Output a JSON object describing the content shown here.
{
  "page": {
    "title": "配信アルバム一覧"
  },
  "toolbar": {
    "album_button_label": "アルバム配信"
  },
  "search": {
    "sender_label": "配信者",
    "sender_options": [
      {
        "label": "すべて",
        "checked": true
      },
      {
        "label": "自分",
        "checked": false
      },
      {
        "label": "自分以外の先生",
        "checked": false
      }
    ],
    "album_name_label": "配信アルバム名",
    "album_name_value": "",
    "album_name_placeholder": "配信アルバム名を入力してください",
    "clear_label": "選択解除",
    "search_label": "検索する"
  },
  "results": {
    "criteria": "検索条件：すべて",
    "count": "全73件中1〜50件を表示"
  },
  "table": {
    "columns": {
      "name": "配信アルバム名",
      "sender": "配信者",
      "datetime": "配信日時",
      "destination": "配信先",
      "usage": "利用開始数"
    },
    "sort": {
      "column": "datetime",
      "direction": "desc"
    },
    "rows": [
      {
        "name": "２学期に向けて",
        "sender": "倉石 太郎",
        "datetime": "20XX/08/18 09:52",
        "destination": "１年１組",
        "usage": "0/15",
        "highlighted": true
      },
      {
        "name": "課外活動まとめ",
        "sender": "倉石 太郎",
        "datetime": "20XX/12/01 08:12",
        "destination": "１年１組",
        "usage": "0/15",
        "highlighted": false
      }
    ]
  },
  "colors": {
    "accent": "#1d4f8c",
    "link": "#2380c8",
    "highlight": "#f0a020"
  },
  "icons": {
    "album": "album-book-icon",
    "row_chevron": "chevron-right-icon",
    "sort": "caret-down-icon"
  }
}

★ ★ ★

Description of the task:
Provide all the records again, word for word.

Answer for this exercise:
Output a JSON object describing the content shown here.
{
  "page": {
    "title": "配信アルバム一覧"
  },
  "toolbar": {
    "album_button_label": "アルバム配信"
  },
  "search": {
    "sender_label": "配信者",
    "sender_options": [
      {
        "label": "すべて",
        "checked": true
      },
      {
        "label": "自分",
        "checked": false
      },
      {
        "label": "自分以外の先生",
        "checked": false
      }
    ],
    "album_name_label": "配信アルバム名",
    "album_name_value": "",
    "album_name_placeholder": "配信アルバム名を入力してください",
    "clear_label": "選択解除",
    "search_label": "検索する"
  },
  "results": {
    "criteria": "検索条件：すべて",
    "count": "全73件中1〜50件を表示"
  },
  "table": {
    "columns": {
      "name": "配信アルバム名",
      "sender": "配信者",
      "datetime": "配信日時",
      "destination": "配信先",
      "usage": "利用開始数"
    },
    "sort": {
      "column": "datetime",
      "direction": "desc"
    },
    "rows": [
      {
        "name": "２学期に向けて",
        "sender": "倉石 太郎",
        "datetime": "20XX/08/18 09:52",
        "destination": "１年１組",
        "usage": "0/15",
        "highlighted": true
      },
      {
        "name": "課外活動まとめ",
        "sender": "倉石 太郎",
        "datetime": "20XX/12/01 08:12",
        "destination": "１年１組",
        "usage": "0/15",
        "highlighted": false
      }
    ]
  },
  "colors": {
    "accent": "#1d4f8c",
    "link": "#2380c8",
    "highlight": "#f0a020"
  },
  "icons": {
    "album": "album-book-icon",
    "row_chevron": "chevron-right-icon",
    "sort": "caret-down-icon"
  }
}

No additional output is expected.